The records should be repeated word for word, pictures excluded.

## Figure collection entries
--

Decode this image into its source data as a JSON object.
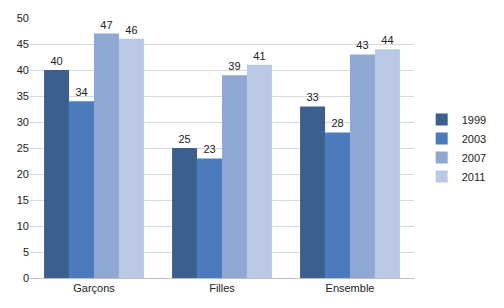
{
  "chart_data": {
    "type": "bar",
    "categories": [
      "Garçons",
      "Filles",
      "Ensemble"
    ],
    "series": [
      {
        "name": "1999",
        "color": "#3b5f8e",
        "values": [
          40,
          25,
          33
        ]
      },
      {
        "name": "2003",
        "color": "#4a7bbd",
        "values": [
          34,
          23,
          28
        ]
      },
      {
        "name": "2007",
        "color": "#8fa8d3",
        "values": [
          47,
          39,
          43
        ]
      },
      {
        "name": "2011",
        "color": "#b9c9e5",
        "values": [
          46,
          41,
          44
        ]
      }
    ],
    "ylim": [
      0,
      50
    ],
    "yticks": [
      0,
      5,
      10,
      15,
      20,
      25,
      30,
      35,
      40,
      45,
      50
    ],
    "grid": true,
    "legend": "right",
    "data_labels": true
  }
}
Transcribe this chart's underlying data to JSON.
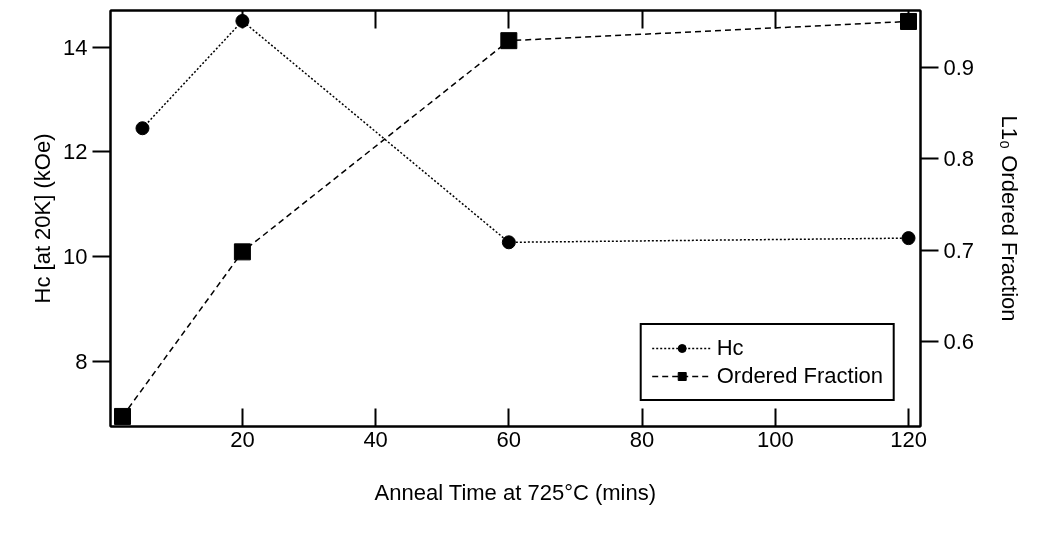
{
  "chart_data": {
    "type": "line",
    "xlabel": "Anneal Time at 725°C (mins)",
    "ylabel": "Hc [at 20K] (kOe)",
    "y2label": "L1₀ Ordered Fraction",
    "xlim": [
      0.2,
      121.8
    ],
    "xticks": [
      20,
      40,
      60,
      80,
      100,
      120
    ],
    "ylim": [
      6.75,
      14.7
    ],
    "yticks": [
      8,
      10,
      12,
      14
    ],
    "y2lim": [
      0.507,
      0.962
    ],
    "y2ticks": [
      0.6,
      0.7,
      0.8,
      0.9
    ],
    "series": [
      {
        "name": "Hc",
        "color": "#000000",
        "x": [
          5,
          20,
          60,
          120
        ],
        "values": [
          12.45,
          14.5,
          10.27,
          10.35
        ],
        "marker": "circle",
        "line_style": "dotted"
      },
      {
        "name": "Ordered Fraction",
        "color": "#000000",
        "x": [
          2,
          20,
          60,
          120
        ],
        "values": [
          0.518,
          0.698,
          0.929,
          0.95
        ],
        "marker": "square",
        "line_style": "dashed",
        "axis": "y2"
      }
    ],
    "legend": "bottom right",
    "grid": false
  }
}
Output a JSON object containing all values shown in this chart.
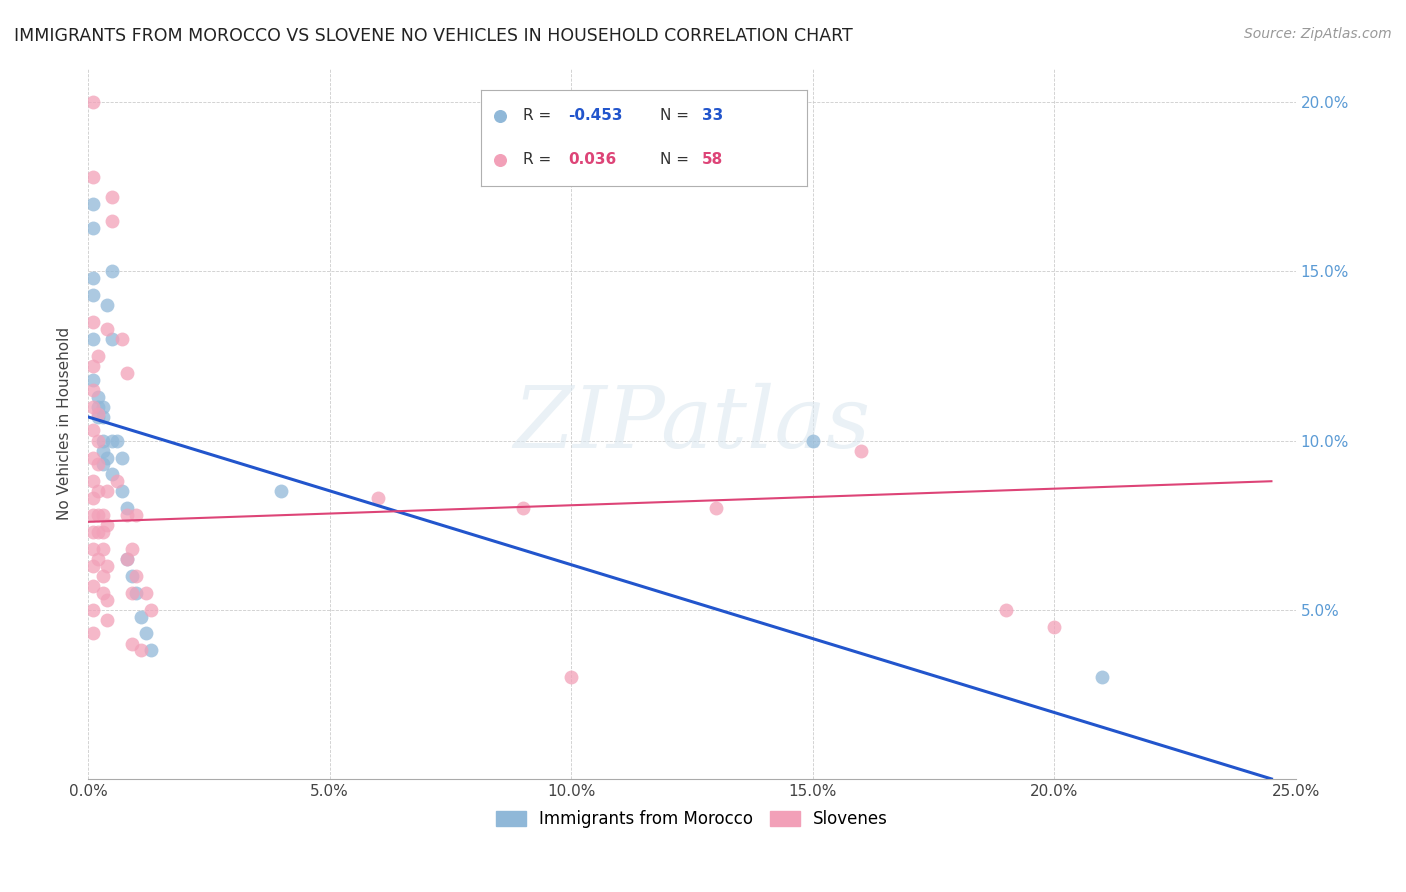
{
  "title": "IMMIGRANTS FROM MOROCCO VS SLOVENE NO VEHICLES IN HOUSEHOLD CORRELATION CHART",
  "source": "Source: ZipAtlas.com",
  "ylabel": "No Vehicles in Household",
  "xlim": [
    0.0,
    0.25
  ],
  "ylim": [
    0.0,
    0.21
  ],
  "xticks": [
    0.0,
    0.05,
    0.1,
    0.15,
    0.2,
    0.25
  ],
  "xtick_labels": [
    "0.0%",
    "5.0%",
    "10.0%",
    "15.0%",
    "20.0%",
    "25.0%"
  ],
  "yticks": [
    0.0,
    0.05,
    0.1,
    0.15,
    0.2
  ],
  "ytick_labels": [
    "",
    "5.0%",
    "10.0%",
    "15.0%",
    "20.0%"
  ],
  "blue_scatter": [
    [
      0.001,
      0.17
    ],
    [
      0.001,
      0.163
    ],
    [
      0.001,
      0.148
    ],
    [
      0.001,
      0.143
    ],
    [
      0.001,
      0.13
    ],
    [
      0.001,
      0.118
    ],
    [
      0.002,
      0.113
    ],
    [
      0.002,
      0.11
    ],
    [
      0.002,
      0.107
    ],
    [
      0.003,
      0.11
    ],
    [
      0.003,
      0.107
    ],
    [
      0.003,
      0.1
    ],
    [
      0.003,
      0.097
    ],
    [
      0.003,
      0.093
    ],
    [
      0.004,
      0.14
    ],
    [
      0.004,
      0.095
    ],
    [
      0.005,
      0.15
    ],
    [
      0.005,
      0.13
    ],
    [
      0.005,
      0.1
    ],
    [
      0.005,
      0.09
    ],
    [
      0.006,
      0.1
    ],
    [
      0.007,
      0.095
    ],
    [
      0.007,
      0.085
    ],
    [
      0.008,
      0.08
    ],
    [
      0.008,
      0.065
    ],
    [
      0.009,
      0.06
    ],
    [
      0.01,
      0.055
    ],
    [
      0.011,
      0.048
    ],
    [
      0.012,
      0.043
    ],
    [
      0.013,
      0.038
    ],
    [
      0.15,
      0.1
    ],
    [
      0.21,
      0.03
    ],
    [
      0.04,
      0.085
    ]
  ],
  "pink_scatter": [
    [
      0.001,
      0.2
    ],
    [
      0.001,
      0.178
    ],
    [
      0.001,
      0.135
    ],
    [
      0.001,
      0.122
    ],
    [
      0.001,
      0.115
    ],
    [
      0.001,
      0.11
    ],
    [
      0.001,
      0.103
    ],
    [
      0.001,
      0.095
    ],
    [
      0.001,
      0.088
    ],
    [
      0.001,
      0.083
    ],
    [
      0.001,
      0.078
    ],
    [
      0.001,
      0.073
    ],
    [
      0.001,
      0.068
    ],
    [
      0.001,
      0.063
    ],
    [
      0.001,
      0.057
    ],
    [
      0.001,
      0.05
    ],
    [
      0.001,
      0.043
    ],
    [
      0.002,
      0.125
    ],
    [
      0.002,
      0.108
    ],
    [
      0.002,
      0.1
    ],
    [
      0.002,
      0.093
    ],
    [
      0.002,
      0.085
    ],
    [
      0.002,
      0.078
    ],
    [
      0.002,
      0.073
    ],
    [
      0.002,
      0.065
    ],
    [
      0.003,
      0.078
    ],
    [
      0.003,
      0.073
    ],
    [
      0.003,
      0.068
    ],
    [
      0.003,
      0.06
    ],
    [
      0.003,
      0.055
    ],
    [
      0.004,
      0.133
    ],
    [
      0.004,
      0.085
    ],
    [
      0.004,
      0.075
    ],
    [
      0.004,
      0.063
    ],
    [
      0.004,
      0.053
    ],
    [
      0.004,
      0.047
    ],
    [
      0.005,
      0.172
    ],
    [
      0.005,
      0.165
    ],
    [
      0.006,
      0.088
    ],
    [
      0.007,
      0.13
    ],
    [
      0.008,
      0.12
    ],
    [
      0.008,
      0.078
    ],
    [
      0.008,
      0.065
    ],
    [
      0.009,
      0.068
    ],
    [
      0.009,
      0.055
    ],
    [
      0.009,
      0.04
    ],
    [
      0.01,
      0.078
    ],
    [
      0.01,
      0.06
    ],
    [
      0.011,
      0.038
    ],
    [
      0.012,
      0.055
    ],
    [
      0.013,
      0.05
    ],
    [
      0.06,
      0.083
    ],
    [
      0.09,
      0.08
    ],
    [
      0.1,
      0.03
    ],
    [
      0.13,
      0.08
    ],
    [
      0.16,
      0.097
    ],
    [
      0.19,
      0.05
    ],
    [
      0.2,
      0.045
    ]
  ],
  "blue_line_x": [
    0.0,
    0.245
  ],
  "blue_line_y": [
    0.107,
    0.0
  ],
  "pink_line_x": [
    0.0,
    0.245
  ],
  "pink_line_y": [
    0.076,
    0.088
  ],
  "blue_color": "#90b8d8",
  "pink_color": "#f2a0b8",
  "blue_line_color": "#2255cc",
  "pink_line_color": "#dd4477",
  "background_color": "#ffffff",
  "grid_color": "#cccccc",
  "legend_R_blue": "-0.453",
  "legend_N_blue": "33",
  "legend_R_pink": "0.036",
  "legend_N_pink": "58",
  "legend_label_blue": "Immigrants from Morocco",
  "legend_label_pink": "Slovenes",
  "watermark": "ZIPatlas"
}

--

## Solution to the exercise
Decode this image into its source data as a JSON object.
{
  "chart_data": {
    "type": "bar",
    "categories": [
      "Garçons",
      "Filles",
      "Ensemble"
    ],
    "series": [
      {
        "name": "1999",
        "color": "#3b5f8e",
        "values": [
          40,
          25,
          33
        ]
      },
      {
        "name": "2003",
        "color": "#4a7bbd",
        "values": [
          34,
          23,
          28
        ]
      },
      {
        "name": "2007",
        "color": "#8fa8d3",
        "values": [
          47,
          39,
          43
        ]
      },
      {
        "name": "2011",
        "color": "#b9c9e5",
        "values": [
          46,
          41,
          44
        ]
      }
    ],
    "ylim": [
      0,
      50
    ],
    "yticks": [
      0,
      5,
      10,
      15,
      20,
      25,
      30,
      35,
      40,
      45,
      50
    ],
    "grid": true,
    "legend": "right",
    "data_labels": true
  }
}
Transcribe this chart's underlying data to JSON.
{
  "chart_data": {
    "type": "line",
    "xlabel": "Anneal Time at 725°C (mins)",
    "ylabel": "Hc [at 20K] (kOe)",
    "y2label": "L1₀ Ordered Fraction",
    "xlim": [
      0.2,
      121.8
    ],
    "xticks": [
      20,
      40,
      60,
      80,
      100,
      120
    ],
    "ylim": [
      6.75,
      14.7
    ],
    "yticks": [
      8,
      10,
      12,
      14
    ],
    "y2lim": [
      0.507,
      0.962
    ],
    "y2ticks": [
      0.6,
      0.7,
      0.8,
      0.9
    ],
    "series": [
      {
        "name": "Hc",
        "color": "#000000",
        "x": [
          5,
          20,
          60,
          120
        ],
        "values": [
          12.45,
          14.5,
          10.27,
          10.35
        ],
        "marker": "circle",
        "line_style": "dotted"
      },
      {
        "name": "Ordered Fraction",
        "color": "#000000",
        "x": [
          2,
          20,
          60,
          120
        ],
        "values": [
          0.518,
          0.698,
          0.929,
          0.95
        ],
        "marker": "square",
        "line_style": "dashed",
        "axis": "y2"
      }
    ],
    "legend": "bottom right",
    "grid": false
  }
}
Output a JSON object containing all values shown in this chart.
{
  "title": "IMMIGRANTS FROM MOROCCO VS SLOVENE NO VEHICLES IN HOUSEHOLD CORRELATION CHART",
  "source": "Source: ZipAtlas.com",
  "ylabel": "No Vehicles in Household",
  "xlim": [
    0.0,
    0.25
  ],
  "ylim": [
    0.0,
    0.21
  ],
  "xticks": [
    0.0,
    0.05,
    0.1,
    0.15,
    0.2,
    0.25
  ],
  "xtick_labels": [
    "0.0%",
    "5.0%",
    "10.0%",
    "15.0%",
    "20.0%",
    "25.0%"
  ],
  "yticks": [
    0.0,
    0.05,
    0.1,
    0.15,
    0.2
  ],
  "ytick_labels": [
    "",
    "5.0%",
    "10.0%",
    "15.0%",
    "20.0%"
  ],
  "blue_scatter": [
    [
      0.001,
      0.17
    ],
    [
      0.001,
      0.163
    ],
    [
      0.001,
      0.148
    ],
    [
      0.001,
      0.143
    ],
    [
      0.001,
      0.13
    ],
    [
      0.001,
      0.118
    ],
    [
      0.002,
      0.113
    ],
    [
      0.002,
      0.11
    ],
    [
      0.002,
      0.107
    ],
    [
      0.003,
      0.11
    ],
    [
      0.003,
      0.107
    ],
    [
      0.003,
      0.1
    ],
    [
      0.003,
      0.097
    ],
    [
      0.003,
      0.093
    ],
    [
      0.004,
      0.14
    ],
    [
      0.004,
      0.095
    ],
    [
      0.005,
      0.15
    ],
    [
      0.005,
      0.13
    ],
    [
      0.005,
      0.1
    ],
    [
      0.005,
      0.09
    ],
    [
      0.006,
      0.1
    ],
    [
      0.007,
      0.095
    ],
    [
      0.007,
      0.085
    ],
    [
      0.008,
      0.08
    ],
    [
      0.008,
      0.065
    ],
    [
      0.009,
      0.06
    ],
    [
      0.01,
      0.055
    ],
    [
      0.011,
      0.048
    ],
    [
      0.012,
      0.043
    ],
    [
      0.013,
      0.038
    ],
    [
      0.15,
      0.1
    ],
    [
      0.21,
      0.03
    ],
    [
      0.04,
      0.085
    ]
  ],
  "pink_scatter": [
    [
      0.001,
      0.2
    ],
    [
      0.001,
      0.178
    ],
    [
      0.001,
      0.135
    ],
    [
      0.001,
      0.122
    ],
    [
      0.001,
      0.115
    ],
    [
      0.001,
      0.11
    ],
    [
      0.001,
      0.103
    ],
    [
      0.001,
      0.095
    ],
    [
      0.001,
      0.088
    ],
    [
      0.001,
      0.083
    ],
    [
      0.001,
      0.078
    ],
    [
      0.001,
      0.073
    ],
    [
      0.001,
      0.068
    ],
    [
      0.001,
      0.063
    ],
    [
      0.001,
      0.057
    ],
    [
      0.001,
      0.05
    ],
    [
      0.001,
      0.043
    ],
    [
      0.002,
      0.125
    ],
    [
      0.002,
      0.108
    ],
    [
      0.002,
      0.1
    ],
    [
      0.002,
      0.093
    ],
    [
      0.002,
      0.085
    ],
    [
      0.002,
      0.078
    ],
    [
      0.002,
      0.073
    ],
    [
      0.002,
      0.065
    ],
    [
      0.003,
      0.078
    ],
    [
      0.003,
      0.073
    ],
    [
      0.003,
      0.068
    ],
    [
      0.003,
      0.06
    ],
    [
      0.003,
      0.055
    ],
    [
      0.004,
      0.133
    ],
    [
      0.004,
      0.085
    ],
    [
      0.004,
      0.075
    ],
    [
      0.004,
      0.063
    ],
    [
      0.004,
      0.053
    ],
    [
      0.004,
      0.047
    ],
    [
      0.005,
      0.172
    ],
    [
      0.005,
      0.165
    ],
    [
      0.006,
      0.088
    ],
    [
      0.007,
      0.13
    ],
    [
      0.008,
      0.12
    ],
    [
      0.008,
      0.078
    ],
    [
      0.008,
      0.065
    ],
    [
      0.009,
      0.068
    ],
    [
      0.009,
      0.055
    ],
    [
      0.009,
      0.04
    ],
    [
      0.01,
      0.078
    ],
    [
      0.01,
      0.06
    ],
    [
      0.011,
      0.038
    ],
    [
      0.012,
      0.055
    ],
    [
      0.013,
      0.05
    ],
    [
      0.06,
      0.083
    ],
    [
      0.09,
      0.08
    ],
    [
      0.1,
      0.03
    ],
    [
      0.13,
      0.08
    ],
    [
      0.16,
      0.097
    ],
    [
      0.19,
      0.05
    ],
    [
      0.2,
      0.045
    ]
  ],
  "blue_line_x": [
    0.0,
    0.245
  ],
  "blue_line_y": [
    0.107,
    0.0
  ],
  "pink_line_x": [
    0.0,
    0.245
  ],
  "pink_line_y": [
    0.076,
    0.088
  ],
  "blue_color": "#90b8d8",
  "pink_color": "#f2a0b8",
  "blue_line_color": "#2255cc",
  "pink_line_color": "#dd4477",
  "background_color": "#ffffff",
  "grid_color": "#cccccc",
  "legend_R_blue": "-0.453",
  "legend_N_blue": "33",
  "legend_R_pink": "0.036",
  "legend_N_pink": "58",
  "legend_label_blue": "Immigrants from Morocco",
  "legend_label_pink": "Slovenes",
  "watermark": "ZIPatlas"
}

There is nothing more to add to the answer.